Data entries
-- START --

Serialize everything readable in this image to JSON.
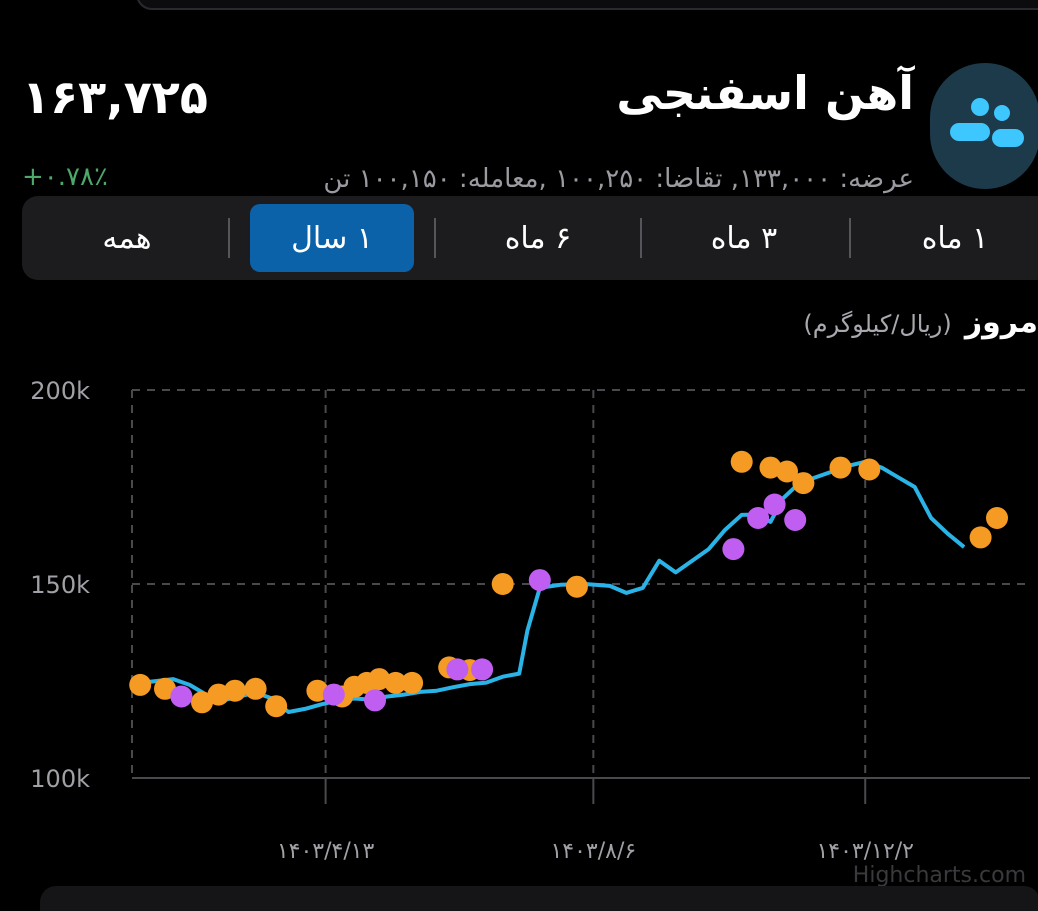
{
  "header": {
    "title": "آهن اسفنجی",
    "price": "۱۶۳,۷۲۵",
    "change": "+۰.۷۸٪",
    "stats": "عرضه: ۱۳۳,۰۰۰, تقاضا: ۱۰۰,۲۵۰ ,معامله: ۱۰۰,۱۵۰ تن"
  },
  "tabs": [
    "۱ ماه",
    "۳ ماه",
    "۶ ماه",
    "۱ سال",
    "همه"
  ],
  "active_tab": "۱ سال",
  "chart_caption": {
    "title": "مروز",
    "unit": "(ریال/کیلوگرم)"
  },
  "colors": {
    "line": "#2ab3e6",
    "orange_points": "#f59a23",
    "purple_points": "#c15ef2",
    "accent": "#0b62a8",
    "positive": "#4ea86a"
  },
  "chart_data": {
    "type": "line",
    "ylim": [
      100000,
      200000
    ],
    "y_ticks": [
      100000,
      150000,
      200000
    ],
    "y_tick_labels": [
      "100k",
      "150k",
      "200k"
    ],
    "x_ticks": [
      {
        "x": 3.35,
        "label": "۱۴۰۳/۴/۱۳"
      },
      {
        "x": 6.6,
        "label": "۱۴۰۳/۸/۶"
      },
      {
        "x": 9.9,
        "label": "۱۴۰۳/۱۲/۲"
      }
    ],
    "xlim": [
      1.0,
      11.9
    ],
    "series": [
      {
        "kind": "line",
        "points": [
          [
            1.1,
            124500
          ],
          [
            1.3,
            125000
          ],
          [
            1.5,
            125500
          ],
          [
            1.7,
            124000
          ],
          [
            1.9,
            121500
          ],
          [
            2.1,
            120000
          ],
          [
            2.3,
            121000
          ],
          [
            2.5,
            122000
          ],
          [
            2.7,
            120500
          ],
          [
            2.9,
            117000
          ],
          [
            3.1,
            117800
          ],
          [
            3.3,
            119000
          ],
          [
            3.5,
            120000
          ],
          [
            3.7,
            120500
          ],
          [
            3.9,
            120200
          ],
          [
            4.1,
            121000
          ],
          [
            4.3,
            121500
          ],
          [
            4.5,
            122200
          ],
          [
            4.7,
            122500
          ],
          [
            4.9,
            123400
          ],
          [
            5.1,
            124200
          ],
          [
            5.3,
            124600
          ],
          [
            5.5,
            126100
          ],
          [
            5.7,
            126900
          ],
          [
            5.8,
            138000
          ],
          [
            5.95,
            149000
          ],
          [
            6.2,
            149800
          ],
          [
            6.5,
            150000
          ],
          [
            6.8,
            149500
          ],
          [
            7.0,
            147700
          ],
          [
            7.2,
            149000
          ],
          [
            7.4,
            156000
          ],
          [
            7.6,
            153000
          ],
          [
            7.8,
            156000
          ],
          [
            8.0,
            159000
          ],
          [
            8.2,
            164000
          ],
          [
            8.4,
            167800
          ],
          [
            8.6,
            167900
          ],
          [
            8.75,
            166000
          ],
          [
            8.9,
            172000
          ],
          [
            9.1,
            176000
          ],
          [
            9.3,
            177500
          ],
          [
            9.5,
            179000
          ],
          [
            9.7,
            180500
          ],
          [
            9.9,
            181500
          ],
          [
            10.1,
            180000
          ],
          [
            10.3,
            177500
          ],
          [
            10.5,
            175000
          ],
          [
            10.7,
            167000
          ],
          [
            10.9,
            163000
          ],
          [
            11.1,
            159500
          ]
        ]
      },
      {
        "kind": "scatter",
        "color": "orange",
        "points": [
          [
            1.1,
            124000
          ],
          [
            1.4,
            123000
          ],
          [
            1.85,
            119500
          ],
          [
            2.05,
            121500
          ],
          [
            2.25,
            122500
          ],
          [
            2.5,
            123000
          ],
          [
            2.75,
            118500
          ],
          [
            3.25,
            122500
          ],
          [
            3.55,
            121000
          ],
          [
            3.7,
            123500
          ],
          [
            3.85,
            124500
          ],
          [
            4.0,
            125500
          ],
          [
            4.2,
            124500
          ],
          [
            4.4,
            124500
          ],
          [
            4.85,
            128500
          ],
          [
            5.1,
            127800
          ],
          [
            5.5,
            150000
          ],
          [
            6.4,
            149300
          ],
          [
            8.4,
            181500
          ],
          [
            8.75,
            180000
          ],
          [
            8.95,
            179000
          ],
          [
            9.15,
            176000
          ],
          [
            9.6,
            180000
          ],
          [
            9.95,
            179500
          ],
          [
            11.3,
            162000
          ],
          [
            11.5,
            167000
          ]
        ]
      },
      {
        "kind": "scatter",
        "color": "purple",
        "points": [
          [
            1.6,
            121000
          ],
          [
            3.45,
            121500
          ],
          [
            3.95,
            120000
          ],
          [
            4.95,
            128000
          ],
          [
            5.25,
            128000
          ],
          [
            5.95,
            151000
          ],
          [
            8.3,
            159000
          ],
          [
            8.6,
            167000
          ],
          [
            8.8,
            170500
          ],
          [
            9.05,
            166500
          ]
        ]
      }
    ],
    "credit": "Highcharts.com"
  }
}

-- END --

Verbatim reproduction of every record is required; images are left out.

Response to this exercise =>
Serialize everything readable in this image to JSON.
{
  "header": {
    "title": "آهن اسفنجی",
    "price": "۱۶۳,۷۲۵",
    "change": "+۰.۷۸٪",
    "stats": "عرضه: ۱۳۳,۰۰۰, تقاضا: ۱۰۰,۲۵۰ ,معامله: ۱۰۰,۱۵۰ تن"
  },
  "tabs": [
    "۱ ماه",
    "۳ ماه",
    "۶ ماه",
    "۱ سال",
    "همه"
  ],
  "active_tab": "۱ سال",
  "chart_caption": {
    "title": "مروز",
    "unit": "(ریال/کیلوگرم)"
  },
  "colors": {
    "line": "#2ab3e6",
    "orange_points": "#f59a23",
    "purple_points": "#c15ef2",
    "accent": "#0b62a8",
    "positive": "#4ea86a"
  },
  "chart_data": {
    "type": "line",
    "ylim": [
      100000,
      200000
    ],
    "y_ticks": [
      100000,
      150000,
      200000
    ],
    "y_tick_labels": [
      "100k",
      "150k",
      "200k"
    ],
    "x_ticks": [
      {
        "x": 3.35,
        "label": "۱۴۰۳/۴/۱۳"
      },
      {
        "x": 6.6,
        "label": "۱۴۰۳/۸/۶"
      },
      {
        "x": 9.9,
        "label": "۱۴۰۳/۱۲/۲"
      }
    ],
    "xlim": [
      1.0,
      11.9
    ],
    "series": [
      {
        "kind": "line",
        "points": [
          [
            1.1,
            124500
          ],
          [
            1.3,
            125000
          ],
          [
            1.5,
            125500
          ],
          [
            1.7,
            124000
          ],
          [
            1.9,
            121500
          ],
          [
            2.1,
            120000
          ],
          [
            2.3,
            121000
          ],
          [
            2.5,
            122000
          ],
          [
            2.7,
            120500
          ],
          [
            2.9,
            117000
          ],
          [
            3.1,
            117800
          ],
          [
            3.3,
            119000
          ],
          [
            3.5,
            120000
          ],
          [
            3.7,
            120500
          ],
          [
            3.9,
            120200
          ],
          [
            4.1,
            121000
          ],
          [
            4.3,
            121500
          ],
          [
            4.5,
            122200
          ],
          [
            4.7,
            122500
          ],
          [
            4.9,
            123400
          ],
          [
            5.1,
            124200
          ],
          [
            5.3,
            124600
          ],
          [
            5.5,
            126100
          ],
          [
            5.7,
            126900
          ],
          [
            5.8,
            138000
          ],
          [
            5.95,
            149000
          ],
          [
            6.2,
            149800
          ],
          [
            6.5,
            150000
          ],
          [
            6.8,
            149500
          ],
          [
            7.0,
            147700
          ],
          [
            7.2,
            149000
          ],
          [
            7.4,
            156000
          ],
          [
            7.6,
            153000
          ],
          [
            7.8,
            156000
          ],
          [
            8.0,
            159000
          ],
          [
            8.2,
            164000
          ],
          [
            8.4,
            167800
          ],
          [
            8.6,
            167900
          ],
          [
            8.75,
            166000
          ],
          [
            8.9,
            172000
          ],
          [
            9.1,
            176000
          ],
          [
            9.3,
            177500
          ],
          [
            9.5,
            179000
          ],
          [
            9.7,
            180500
          ],
          [
            9.9,
            181500
          ],
          [
            10.1,
            180000
          ],
          [
            10.3,
            177500
          ],
          [
            10.5,
            175000
          ],
          [
            10.7,
            167000
          ],
          [
            10.9,
            163000
          ],
          [
            11.1,
            159500
          ]
        ]
      },
      {
        "kind": "scatter",
        "color": "orange",
        "points": [
          [
            1.1,
            124000
          ],
          [
            1.4,
            123000
          ],
          [
            1.85,
            119500
          ],
          [
            2.05,
            121500
          ],
          [
            2.25,
            122500
          ],
          [
            2.5,
            123000
          ],
          [
            2.75,
            118500
          ],
          [
            3.25,
            122500
          ],
          [
            3.55,
            121000
          ],
          [
            3.7,
            123500
          ],
          [
            3.85,
            124500
          ],
          [
            4.0,
            125500
          ],
          [
            4.2,
            124500
          ],
          [
            4.4,
            124500
          ],
          [
            4.85,
            128500
          ],
          [
            5.1,
            127800
          ],
          [
            5.5,
            150000
          ],
          [
            6.4,
            149300
          ],
          [
            8.4,
            181500
          ],
          [
            8.75,
            180000
          ],
          [
            8.95,
            179000
          ],
          [
            9.15,
            176000
          ],
          [
            9.6,
            180000
          ],
          [
            9.95,
            179500
          ],
          [
            11.3,
            162000
          ],
          [
            11.5,
            167000
          ]
        ]
      },
      {
        "kind": "scatter",
        "color": "purple",
        "points": [
          [
            1.6,
            121000
          ],
          [
            3.45,
            121500
          ],
          [
            3.95,
            120000
          ],
          [
            4.95,
            128000
          ],
          [
            5.25,
            128000
          ],
          [
            5.95,
            151000
          ],
          [
            8.3,
            159000
          ],
          [
            8.6,
            167000
          ],
          [
            8.8,
            170500
          ],
          [
            9.05,
            166500
          ]
        ]
      }
    ],
    "credit": "Highcharts.com"
  }
}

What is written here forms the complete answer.